Supplied entries
● ● ● ●
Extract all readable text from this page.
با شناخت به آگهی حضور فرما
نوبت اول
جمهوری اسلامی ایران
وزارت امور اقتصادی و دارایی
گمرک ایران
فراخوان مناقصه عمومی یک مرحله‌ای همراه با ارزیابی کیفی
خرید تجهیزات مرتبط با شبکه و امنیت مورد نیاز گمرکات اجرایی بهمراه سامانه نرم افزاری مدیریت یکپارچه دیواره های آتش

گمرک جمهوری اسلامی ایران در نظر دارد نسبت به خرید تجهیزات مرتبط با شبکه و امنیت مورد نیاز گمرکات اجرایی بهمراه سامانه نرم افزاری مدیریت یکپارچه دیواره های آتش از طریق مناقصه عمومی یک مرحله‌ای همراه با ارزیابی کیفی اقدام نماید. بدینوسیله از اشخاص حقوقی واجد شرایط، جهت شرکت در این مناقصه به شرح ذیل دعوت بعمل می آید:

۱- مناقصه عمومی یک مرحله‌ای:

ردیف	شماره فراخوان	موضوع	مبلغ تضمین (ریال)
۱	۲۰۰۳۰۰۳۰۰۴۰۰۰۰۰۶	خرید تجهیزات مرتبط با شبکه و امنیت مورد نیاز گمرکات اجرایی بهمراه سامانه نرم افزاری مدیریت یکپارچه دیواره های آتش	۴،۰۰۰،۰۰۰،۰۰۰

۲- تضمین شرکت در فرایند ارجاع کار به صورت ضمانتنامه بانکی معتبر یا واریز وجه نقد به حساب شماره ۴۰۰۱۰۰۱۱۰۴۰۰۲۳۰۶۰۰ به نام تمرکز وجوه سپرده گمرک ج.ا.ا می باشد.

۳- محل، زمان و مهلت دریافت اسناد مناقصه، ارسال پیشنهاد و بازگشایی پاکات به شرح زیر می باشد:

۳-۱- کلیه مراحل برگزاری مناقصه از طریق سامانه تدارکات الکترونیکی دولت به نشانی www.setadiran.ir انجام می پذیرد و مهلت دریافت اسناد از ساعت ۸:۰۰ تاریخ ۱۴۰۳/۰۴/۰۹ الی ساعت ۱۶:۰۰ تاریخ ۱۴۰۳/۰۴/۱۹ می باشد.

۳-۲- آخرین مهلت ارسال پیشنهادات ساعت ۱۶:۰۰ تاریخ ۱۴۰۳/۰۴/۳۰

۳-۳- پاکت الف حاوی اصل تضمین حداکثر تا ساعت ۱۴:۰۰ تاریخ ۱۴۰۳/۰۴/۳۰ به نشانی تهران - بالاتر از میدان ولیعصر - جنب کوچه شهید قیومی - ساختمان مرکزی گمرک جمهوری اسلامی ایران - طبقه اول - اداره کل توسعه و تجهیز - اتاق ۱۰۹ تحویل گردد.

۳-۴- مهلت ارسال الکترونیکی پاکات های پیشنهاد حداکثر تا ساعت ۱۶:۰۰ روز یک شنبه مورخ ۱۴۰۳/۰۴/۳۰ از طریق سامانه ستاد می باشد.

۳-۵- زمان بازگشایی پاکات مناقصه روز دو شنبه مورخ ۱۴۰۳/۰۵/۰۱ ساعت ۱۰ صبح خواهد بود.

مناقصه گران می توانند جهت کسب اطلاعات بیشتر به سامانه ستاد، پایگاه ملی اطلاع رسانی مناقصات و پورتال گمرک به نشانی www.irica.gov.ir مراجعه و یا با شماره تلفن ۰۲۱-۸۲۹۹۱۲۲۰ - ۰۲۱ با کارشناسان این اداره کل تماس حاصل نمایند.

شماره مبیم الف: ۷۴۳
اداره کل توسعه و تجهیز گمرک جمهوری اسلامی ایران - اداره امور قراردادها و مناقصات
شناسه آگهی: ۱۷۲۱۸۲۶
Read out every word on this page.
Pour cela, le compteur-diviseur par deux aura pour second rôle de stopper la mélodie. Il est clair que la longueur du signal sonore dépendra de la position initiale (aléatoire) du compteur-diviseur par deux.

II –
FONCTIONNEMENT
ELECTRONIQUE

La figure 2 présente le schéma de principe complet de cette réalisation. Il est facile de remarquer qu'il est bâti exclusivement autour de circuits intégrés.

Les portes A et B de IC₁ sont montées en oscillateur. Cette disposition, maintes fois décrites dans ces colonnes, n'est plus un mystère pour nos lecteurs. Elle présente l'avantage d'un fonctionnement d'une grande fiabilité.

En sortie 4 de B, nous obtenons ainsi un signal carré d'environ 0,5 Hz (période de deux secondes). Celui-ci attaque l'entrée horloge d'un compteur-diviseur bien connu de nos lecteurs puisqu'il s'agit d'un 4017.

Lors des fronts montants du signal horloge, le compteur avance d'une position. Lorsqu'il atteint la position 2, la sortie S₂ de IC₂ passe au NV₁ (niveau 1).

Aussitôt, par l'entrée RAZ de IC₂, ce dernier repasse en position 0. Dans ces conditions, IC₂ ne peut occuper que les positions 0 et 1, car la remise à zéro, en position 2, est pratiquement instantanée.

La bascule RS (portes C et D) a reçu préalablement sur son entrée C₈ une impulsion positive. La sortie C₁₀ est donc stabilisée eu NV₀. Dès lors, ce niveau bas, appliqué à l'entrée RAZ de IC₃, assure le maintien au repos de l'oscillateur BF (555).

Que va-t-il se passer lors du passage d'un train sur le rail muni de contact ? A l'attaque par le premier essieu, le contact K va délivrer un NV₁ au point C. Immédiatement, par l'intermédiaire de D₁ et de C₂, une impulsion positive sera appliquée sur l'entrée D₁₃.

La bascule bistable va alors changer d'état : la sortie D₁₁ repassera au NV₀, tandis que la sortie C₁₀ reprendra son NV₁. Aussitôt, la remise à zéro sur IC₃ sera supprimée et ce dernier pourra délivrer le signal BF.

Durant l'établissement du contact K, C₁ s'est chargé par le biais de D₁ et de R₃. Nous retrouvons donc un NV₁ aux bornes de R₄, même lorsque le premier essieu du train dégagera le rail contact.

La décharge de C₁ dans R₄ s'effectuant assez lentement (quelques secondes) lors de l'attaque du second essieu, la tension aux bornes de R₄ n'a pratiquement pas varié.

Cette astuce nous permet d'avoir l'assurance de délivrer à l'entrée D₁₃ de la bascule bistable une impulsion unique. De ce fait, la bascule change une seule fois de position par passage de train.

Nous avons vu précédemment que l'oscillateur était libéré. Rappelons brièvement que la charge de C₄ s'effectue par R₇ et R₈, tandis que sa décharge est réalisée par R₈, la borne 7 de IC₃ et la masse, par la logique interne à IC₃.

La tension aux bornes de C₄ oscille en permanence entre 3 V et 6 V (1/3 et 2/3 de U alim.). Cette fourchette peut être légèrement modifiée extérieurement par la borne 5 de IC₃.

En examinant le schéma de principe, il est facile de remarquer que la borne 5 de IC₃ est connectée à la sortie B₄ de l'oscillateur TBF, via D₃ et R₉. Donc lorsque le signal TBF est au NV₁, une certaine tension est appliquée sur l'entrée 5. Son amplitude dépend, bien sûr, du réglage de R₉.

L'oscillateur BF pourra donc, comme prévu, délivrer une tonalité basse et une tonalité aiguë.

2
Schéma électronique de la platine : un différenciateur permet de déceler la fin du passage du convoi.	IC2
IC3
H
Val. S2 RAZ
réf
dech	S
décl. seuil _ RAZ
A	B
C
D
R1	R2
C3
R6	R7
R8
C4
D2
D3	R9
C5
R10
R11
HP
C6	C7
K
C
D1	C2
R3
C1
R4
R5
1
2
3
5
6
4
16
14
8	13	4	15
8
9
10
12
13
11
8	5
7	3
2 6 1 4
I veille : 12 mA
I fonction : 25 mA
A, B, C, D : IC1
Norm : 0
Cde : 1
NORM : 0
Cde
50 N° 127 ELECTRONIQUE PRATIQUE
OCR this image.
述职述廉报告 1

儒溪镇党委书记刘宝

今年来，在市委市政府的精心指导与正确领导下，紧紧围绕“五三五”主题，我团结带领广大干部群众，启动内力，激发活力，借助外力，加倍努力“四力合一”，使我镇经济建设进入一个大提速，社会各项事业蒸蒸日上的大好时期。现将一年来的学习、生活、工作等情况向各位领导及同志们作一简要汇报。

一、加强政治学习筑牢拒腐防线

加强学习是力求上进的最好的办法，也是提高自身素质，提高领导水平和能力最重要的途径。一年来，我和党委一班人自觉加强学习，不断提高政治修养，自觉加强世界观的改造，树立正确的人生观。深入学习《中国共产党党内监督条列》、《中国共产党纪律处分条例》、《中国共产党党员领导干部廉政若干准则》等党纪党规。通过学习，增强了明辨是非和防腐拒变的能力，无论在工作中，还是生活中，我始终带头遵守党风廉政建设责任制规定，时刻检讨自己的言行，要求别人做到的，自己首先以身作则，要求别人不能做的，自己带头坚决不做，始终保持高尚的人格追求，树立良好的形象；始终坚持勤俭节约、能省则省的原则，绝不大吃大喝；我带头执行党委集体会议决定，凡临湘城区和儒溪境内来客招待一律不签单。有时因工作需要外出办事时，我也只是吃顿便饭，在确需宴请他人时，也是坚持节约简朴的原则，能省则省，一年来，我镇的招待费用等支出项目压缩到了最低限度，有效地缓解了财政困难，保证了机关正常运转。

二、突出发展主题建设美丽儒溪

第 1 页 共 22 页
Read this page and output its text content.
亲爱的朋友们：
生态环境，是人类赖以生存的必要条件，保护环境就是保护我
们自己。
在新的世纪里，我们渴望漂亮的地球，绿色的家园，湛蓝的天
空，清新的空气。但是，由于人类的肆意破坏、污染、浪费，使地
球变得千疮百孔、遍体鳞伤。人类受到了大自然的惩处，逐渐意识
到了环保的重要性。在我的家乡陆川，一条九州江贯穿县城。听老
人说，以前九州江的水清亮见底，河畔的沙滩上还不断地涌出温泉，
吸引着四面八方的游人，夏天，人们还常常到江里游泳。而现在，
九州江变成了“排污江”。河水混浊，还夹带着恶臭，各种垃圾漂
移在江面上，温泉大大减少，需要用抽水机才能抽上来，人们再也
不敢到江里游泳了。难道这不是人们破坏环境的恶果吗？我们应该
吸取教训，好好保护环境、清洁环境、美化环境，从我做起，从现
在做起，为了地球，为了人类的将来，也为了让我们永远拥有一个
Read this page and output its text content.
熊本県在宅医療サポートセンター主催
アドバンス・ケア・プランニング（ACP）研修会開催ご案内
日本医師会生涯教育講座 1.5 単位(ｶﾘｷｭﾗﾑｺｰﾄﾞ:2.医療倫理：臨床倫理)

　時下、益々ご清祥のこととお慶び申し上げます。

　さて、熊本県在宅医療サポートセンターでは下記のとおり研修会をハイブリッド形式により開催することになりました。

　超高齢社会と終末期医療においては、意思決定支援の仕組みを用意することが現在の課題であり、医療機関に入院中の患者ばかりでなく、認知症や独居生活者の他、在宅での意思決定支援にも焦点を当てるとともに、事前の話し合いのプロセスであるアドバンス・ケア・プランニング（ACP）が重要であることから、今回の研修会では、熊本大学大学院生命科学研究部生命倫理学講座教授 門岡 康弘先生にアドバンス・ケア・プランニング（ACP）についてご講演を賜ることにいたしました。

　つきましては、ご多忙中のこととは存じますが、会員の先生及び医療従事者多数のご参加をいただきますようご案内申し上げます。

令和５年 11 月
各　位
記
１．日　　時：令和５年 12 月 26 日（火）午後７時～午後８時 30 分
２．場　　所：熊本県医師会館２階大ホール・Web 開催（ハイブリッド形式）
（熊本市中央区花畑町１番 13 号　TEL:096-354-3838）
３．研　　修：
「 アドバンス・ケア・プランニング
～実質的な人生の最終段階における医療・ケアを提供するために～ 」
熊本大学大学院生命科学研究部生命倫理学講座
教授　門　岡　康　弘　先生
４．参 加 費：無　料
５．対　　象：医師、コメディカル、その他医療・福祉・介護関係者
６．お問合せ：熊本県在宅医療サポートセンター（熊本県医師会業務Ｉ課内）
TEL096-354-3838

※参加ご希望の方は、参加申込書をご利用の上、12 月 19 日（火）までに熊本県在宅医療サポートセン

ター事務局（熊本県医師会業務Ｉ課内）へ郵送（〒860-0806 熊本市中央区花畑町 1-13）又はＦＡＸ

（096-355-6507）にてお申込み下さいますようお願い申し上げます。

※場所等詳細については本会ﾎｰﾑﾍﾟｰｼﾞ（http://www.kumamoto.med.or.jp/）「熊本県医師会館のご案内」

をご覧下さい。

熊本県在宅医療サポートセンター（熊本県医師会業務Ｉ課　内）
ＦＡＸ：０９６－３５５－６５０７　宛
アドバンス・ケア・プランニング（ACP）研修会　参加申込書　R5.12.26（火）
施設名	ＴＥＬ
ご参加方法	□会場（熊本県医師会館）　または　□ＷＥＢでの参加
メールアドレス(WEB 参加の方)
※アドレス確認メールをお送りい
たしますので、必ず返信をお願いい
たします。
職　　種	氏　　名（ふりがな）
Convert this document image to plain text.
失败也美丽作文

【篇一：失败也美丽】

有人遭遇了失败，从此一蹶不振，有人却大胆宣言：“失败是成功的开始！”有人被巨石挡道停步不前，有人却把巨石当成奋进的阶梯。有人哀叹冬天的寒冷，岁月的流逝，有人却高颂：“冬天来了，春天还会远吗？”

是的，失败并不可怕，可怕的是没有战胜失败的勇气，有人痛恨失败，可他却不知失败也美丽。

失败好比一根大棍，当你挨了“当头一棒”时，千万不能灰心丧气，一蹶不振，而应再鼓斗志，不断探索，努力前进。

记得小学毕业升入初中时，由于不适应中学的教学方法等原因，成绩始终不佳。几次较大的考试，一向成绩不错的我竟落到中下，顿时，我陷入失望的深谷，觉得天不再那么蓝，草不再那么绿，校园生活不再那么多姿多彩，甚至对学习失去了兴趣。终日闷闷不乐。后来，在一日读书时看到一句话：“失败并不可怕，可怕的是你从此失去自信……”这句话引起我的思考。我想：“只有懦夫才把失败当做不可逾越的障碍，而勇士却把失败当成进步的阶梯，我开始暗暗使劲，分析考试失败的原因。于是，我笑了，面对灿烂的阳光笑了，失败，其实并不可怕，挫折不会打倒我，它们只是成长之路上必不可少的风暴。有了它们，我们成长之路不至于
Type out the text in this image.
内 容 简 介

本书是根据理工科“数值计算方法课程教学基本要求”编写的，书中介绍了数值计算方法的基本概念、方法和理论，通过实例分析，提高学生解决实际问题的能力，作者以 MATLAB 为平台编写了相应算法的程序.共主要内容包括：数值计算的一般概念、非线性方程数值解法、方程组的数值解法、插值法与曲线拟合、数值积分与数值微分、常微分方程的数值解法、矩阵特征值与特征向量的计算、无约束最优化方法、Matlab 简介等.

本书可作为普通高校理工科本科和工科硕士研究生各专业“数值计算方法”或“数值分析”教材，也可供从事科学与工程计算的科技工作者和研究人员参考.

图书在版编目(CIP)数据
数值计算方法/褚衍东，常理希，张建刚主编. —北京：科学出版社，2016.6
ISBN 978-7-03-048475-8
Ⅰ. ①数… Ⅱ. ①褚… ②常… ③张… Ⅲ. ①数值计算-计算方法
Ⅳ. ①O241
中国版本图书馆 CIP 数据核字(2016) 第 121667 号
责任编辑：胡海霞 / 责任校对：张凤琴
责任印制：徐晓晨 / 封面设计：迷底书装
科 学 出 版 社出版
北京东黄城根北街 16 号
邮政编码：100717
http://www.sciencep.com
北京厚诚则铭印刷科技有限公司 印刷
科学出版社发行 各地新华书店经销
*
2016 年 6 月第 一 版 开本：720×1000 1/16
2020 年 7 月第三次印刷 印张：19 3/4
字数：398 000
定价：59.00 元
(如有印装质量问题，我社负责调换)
● ● ● ●
Set task
Identify each line in the records above containing the word "توسعه"; copy those lines.

Expected output
۳-۳- پاکت الف حاوی اصل تضمین حداکثر تا ساعت ۱۴:۰۰ تاریخ ۱۴۰۳/۰۴/۳۰ به نشانی تهران - بالاتر از میدان ولیعصر - جنب کوچه شهید قیومی - ساختمان مرکزی گمرک جمهوری اسلامی ایران - طبقه اول - اداره کل توسعه و تجهیز - اتاق ۱۰۹ تحویل گردد.
اداره کل توسعه و تجهیز گمرک جمهوری اسلامی ایران - اداره امور قراردادها و مناقصات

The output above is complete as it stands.